Exercise brief -> Retype the data below from its first line through the line containing "144, 84, 162]", including both.

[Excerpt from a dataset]

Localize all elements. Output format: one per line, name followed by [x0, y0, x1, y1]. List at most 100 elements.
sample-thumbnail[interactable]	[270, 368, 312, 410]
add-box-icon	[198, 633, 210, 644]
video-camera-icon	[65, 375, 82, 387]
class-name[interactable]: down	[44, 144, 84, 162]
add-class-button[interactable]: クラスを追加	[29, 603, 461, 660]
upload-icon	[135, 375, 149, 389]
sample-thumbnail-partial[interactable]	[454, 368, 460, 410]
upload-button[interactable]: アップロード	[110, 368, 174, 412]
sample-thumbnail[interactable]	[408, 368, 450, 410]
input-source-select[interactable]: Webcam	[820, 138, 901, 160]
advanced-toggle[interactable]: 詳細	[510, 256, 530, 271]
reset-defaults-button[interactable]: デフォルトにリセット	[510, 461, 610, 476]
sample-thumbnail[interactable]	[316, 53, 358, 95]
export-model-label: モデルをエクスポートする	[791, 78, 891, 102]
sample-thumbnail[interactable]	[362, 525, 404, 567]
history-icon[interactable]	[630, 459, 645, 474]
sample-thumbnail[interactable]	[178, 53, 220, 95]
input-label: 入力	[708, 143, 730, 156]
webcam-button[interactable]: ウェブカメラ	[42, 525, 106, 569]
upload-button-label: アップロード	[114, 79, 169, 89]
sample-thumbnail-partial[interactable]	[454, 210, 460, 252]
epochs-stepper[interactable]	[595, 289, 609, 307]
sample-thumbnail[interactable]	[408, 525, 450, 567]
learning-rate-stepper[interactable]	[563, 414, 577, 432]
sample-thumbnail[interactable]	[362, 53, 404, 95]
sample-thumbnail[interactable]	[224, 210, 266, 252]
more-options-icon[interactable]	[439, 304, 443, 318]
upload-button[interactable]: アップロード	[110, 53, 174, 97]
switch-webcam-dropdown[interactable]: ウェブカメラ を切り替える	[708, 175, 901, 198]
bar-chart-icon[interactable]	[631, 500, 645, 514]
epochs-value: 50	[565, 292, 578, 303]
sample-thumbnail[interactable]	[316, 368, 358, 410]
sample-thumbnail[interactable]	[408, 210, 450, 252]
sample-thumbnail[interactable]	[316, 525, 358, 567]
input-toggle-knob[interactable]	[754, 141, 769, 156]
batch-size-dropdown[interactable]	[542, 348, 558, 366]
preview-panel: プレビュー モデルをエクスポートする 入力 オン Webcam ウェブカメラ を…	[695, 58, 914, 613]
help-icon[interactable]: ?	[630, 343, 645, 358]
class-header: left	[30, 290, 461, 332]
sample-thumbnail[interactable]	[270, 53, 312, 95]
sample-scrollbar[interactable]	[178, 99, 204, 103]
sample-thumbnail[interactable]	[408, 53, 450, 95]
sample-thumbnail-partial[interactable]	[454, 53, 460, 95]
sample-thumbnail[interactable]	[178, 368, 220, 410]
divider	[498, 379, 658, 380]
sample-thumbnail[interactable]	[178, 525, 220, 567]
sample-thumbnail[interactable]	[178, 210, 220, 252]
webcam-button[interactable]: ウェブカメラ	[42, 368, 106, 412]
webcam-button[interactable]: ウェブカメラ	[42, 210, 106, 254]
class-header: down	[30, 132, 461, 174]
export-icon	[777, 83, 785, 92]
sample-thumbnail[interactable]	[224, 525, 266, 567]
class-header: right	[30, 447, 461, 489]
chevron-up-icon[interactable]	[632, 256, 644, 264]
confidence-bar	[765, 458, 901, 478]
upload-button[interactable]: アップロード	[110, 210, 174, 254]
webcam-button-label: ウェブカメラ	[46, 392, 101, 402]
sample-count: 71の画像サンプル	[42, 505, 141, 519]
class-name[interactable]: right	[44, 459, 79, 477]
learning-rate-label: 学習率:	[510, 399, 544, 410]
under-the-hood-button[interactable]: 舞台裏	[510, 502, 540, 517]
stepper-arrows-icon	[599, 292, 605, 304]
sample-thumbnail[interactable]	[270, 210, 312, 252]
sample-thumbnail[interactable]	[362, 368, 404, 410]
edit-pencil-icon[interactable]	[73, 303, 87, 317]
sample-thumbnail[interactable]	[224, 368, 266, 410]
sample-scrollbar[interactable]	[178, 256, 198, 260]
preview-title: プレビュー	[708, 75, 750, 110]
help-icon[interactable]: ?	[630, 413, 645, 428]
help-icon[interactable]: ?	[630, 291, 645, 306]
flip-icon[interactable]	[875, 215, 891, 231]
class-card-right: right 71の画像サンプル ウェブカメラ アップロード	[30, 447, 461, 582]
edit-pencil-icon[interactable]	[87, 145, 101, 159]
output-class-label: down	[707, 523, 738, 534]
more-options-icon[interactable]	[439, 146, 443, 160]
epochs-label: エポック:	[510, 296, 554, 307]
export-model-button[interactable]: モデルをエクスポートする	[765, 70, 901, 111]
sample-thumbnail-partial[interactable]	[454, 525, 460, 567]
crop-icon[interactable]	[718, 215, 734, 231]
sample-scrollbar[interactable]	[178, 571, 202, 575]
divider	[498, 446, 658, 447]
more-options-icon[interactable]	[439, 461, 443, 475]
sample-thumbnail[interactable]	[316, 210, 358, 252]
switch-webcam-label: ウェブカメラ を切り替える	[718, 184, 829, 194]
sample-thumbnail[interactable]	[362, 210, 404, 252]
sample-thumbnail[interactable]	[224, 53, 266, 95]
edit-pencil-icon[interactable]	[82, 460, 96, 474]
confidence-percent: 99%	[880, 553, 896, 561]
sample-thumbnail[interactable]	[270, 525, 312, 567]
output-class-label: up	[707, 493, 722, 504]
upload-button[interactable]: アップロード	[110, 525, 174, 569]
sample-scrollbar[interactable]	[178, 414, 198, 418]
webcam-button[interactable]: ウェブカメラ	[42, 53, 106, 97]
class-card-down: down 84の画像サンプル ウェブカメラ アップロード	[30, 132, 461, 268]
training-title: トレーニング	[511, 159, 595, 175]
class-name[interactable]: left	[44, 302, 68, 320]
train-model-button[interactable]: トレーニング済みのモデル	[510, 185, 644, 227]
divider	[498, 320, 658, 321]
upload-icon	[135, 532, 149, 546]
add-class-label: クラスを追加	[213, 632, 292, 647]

Solution to this problem ->
Localize all elements. Output format: one per line, name followed by [x0, y0, x1, y1]. List at most 100 elements.
sample-thumbnail[interactable]	[270, 368, 312, 410]
add-box-icon	[198, 633, 210, 644]
video-camera-icon	[65, 375, 82, 387]
class-name[interactable]: down	[44, 144, 84, 162]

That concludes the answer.